_Aim_.
Write the records below out in full, character for character, with no pictures.

_Source data_.
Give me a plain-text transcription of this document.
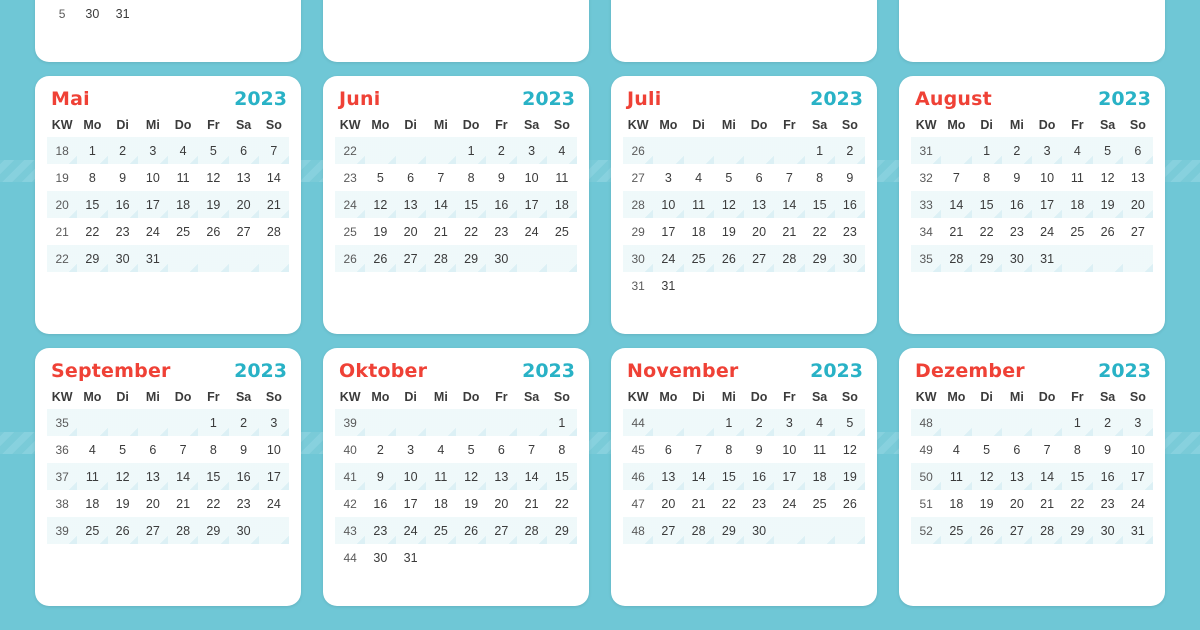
5	30	31					

Mai	2023
KW	Mo	Di	Mi	Do	Fr	Sa	So
18	1	2	3	4	5	6	7
19	8	9	10	11	12	13	14
20	15	16	17	18	19	20	21
21	22	23	24	25	26	27	28
22	29	30	31				
Juni	2023
KW	Mo	Di	Mi	Do	Fr	Sa	So
22				1	2	3	4
23	5	6	7	8	9	10	11
24	12	13	14	15	16	17	18
25	19	20	21	22	23	24	25
26	26	27	28	29	30		
Juli	2023
KW	Mo	Di	Mi	Do	Fr	Sa	So
26						1	2
27	3	4	5	6	7	8	9
28	10	11	12	13	14	15	16
29	17	18	19	20	21	22	23
30	24	25	26	27	28	29	30
31	31						
August	2023
KW	Mo	Di	Mi	Do	Fr	Sa	So
31		1	2	3	4	5	6
32	7	8	9	10	11	12	13
33	14	15	16	17	18	19	20
34	21	22	23	24	25	26	27
35	28	29	30	31			
September	2023
KW	Mo	Di	Mi	Do	Fr	Sa	So
35					1	2	3
36	4	5	6	7	8	9	10
37	11	12	13	14	15	16	17
38	18	19	20	21	22	23	24
39	25	26	27	28	29	30	
Oktober	2023
KW	Mo	Di	Mi	Do	Fr	Sa	So
39							1
40	2	3	4	5	6	7	8
41	9	10	11	12	13	14	15
42	16	17	18	19	20	21	22
43	23	24	25	26	27	28	29
44	30	31					
November	2023
KW	Mo	Di	Mi	Do	Fr	Sa	So
44			1	2	3	4	5
45	6	7	8	9	10	11	12
46	13	14	15	16	17	18	19
47	20	21	22	23	24	25	26
48	27	28	29	30			
Dezember	2023
KW	Mo	Di	Mi	Do	Fr	Sa	So
48					1	2	3
49	4	5	6	7	8	9	10
50	11	12	13	14	15	16	17
51	18	19	20	21	22	23	24
52	25	26	27	28	29	30	31
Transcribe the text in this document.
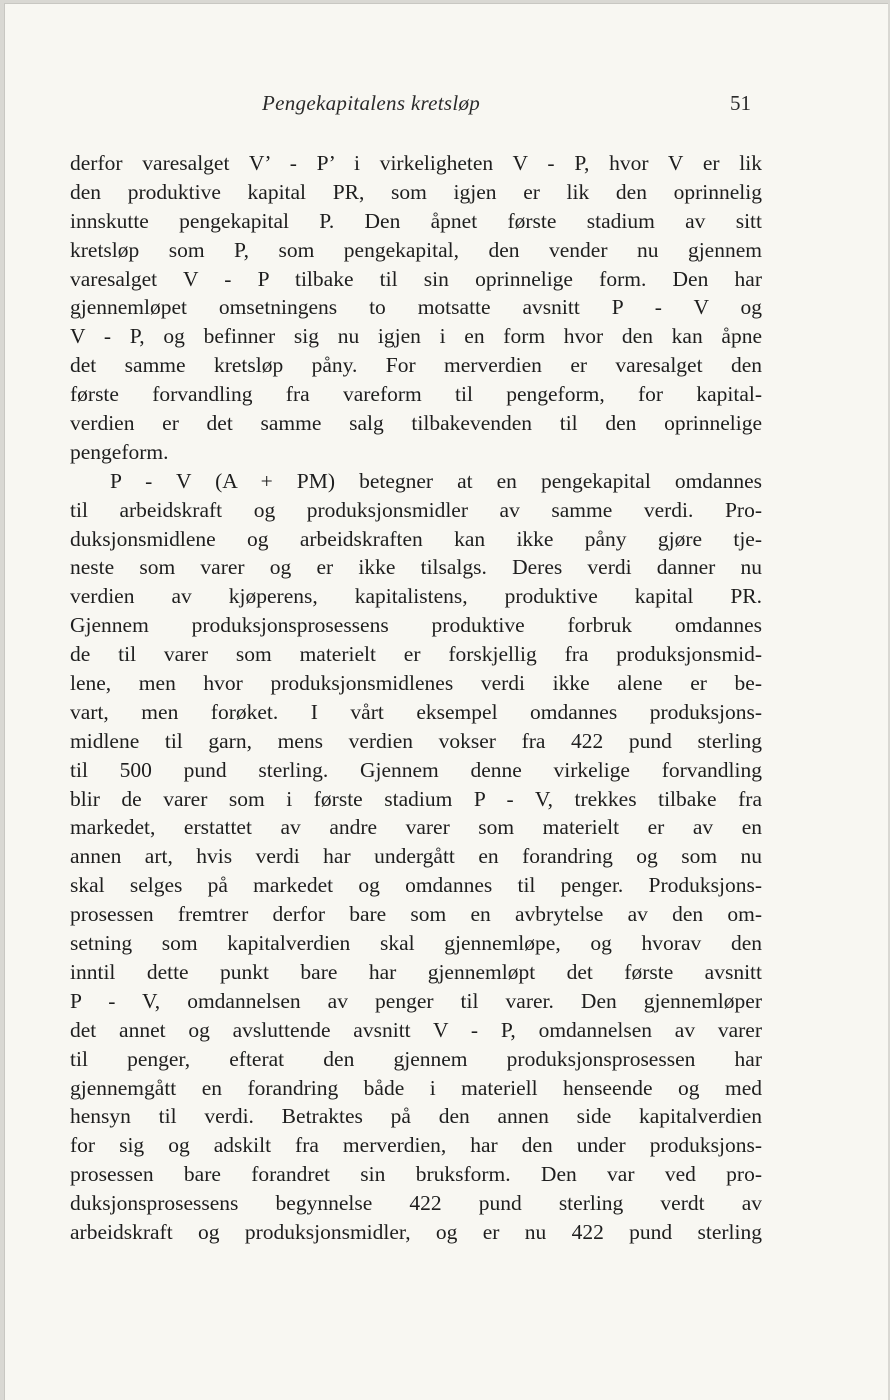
Pengekapitalens kretsløp	51
derfor varesalget V’ - P’ i virkeligheten V - P, hvor V er lik
den produktive kapital PR, som igjen er lik den oprinnelig
innskutte pengekapital P. Den åpnet første stadium av sitt
kretsløp som P, som pengekapital, den vender nu gjennem
varesalget V - P tilbake til sin oprinnelige form. Den har
gjennemløpet omsetningens to motsatte avsnitt P - V og
V - P, og befinner sig nu igjen i en form hvor den kan åpne
det samme kretsløp påny. For merverdien er varesalget den
første forvandling fra vareform til pengeform, for kapital-
verdien er det samme salg tilbakevenden til den oprinnelige
pengeform.
P - V (A + PM) betegner at en pengekapital omdannes
til arbeidskraft og produksjonsmidler av samme verdi. Pro-
duksjonsmidlene og arbeidskraften kan ikke påny gjøre tje-
neste som varer og er ikke tilsalgs. Deres verdi danner nu
verdien av kjøperens, kapitalistens, produktive kapital PR.
Gjennem produksjonsprosessens produktive forbruk omdannes
de til varer som materielt er forskjellig fra produksjonsmid-
lene, men hvor produksjonsmidlenes verdi ikke alene er be-
vart, men forøket. I vårt eksempel omdannes produksjons-
midlene til garn, mens verdien vokser fra 422 pund sterling
til 500 pund sterling. Gjennem denne virkelige forvandling
blir de varer som i første stadium P - V, trekkes tilbake fra
markedet, erstattet av andre varer som materielt er av en
annen art, hvis verdi har undergått en forandring og som nu
skal selges på markedet og omdannes til penger. Produksjons-
prosessen fremtrer derfor bare som en avbrytelse av den om-
setning som kapitalverdien skal gjennemløpe, og hvorav den
inntil dette punkt bare har gjennemløpt det første avsnitt
P - V, omdannelsen av penger til varer. Den gjennemløper
det annet og avsluttende avsnitt V - P, omdannelsen av varer
til penger, efterat den gjennem produksjonsprosessen har
gjennemgått en forandring både i materiell henseende og med
hensyn til verdi. Betraktes på den annen side kapitalverdien
for sig og adskilt fra merverdien, har den under produksjons-
prosessen bare forandret sin bruksform. Den var ved pro-
duksjonsprosessens begynnelse 422 pund sterling verdt av
arbeidskraft og produksjonsmidler, og er nu 422 pund sterling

_Solution for this problem_.
Give me a plain-text transcription of this document.
5	30	31					

Mai	2023
KW	Mo	Di	Mi	Do	Fr	Sa	So
18	1	2	3	4	5	6	7
19	8	9	10	11	12	13	14
20	15	16	17	18	19	20	21
21	22	23	24	25	26	27	28
22	29	30	31				
Juni	2023
KW	Mo	Di	Mi	Do	Fr	Sa	So
22				1	2	3	4
23	5	6	7	8	9	10	11
24	12	13	14	15	16	17	18
25	19	20	21	22	23	24	25
26	26	27	28	29	30		
Juli	2023
KW	Mo	Di	Mi	Do	Fr	Sa	So
26						1	2
27	3	4	5	6	7	8	9
28	10	11	12	13	14	15	16
29	17	18	19	20	21	22	23
30	24	25	26	27	28	29	30
31	31						
August	2023
KW	Mo	Di	Mi	Do	Fr	Sa	So
31		1	2	3	4	5	6
32	7	8	9	10	11	12	13
33	14	15	16	17	18	19	20
34	21	22	23	24	25	26	27
35	28	29	30	31			
September	2023
KW	Mo	Di	Mi	Do	Fr	Sa	So
35					1	2	3
36	4	5	6	7	8	9	10
37	11	12	13	14	15	16	17
38	18	19	20	21	22	23	24
39	25	26	27	28	29	30	
Oktober	2023
KW	Mo	Di	Mi	Do	Fr	Sa	So
39							1
40	2	3	4	5	6	7	8
41	9	10	11	12	13	14	15
42	16	17	18	19	20	21	22
43	23	24	25	26	27	28	29
44	30	31					
November	2023
KW	Mo	Di	Mi	Do	Fr	Sa	So
44			1	2	3	4	5
45	6	7	8	9	10	11	12
46	13	14	15	16	17	18	19
47	20	21	22	23	24	25	26
48	27	28	29	30			
Dezember	2023
KW	Mo	Di	Mi	Do	Fr	Sa	So
48					1	2	3
49	4	5	6	7	8	9	10
50	11	12	13	14	15	16	17
51	18	19	20	21	22	23	24
52	25	26	27	28	29	30	31
Transcribe the text in this document.
Pengekapitalens kretsløp	51
derfor varesalget V’ - P’ i virkeligheten V - P, hvor V er lik
den produktive kapital PR, som igjen er lik den oprinnelig
innskutte pengekapital P. Den åpnet første stadium av sitt
kretsløp som P, som pengekapital, den vender nu gjennem
varesalget V - P tilbake til sin oprinnelige form. Den har
gjennemløpet omsetningens to motsatte avsnitt P - V og
V - P, og befinner sig nu igjen i en form hvor den kan åpne
det samme kretsløp påny. For merverdien er varesalget den
første forvandling fra vareform til pengeform, for kapital-
verdien er det samme salg tilbakevenden til den oprinnelige
pengeform.
P - V (A + PM) betegner at en pengekapital omdannes
til arbeidskraft og produksjonsmidler av samme verdi. Pro-
duksjonsmidlene og arbeidskraften kan ikke påny gjøre tje-
neste som varer og er ikke tilsalgs. Deres verdi danner nu
verdien av kjøperens, kapitalistens, produktive kapital PR.
Gjennem produksjonsprosessens produktive forbruk omdannes
de til varer som materielt er forskjellig fra produksjonsmid-
lene, men hvor produksjonsmidlenes verdi ikke alene er be-
vart, men forøket. I vårt eksempel omdannes produksjons-
midlene til garn, mens verdien vokser fra 422 pund sterling
til 500 pund sterling. Gjennem denne virkelige forvandling
blir de varer som i første stadium P - V, trekkes tilbake fra
markedet, erstattet av andre varer som materielt er av en
annen art, hvis verdi har undergått en forandring og som nu
skal selges på markedet og omdannes til penger. Produksjons-
prosessen fremtrer derfor bare som en avbrytelse av den om-
setning som kapitalverdien skal gjennemløpe, og hvorav den
inntil dette punkt bare har gjennemløpt det første avsnitt
P - V, omdannelsen av penger til varer. Den gjennemløper
det annet og avsluttende avsnitt V - P, omdannelsen av varer
til penger, efterat den gjennem produksjonsprosessen har
gjennemgått en forandring både i materiell henseende og med
hensyn til verdi. Betraktes på den annen side kapitalverdien
for sig og adskilt fra merverdien, har den under produksjons-
prosessen bare forandret sin bruksform. Den var ved pro-
duksjonsprosessens begynnelse 422 pund sterling verdt av
arbeidskraft og produksjonsmidler, og er nu 422 pund sterling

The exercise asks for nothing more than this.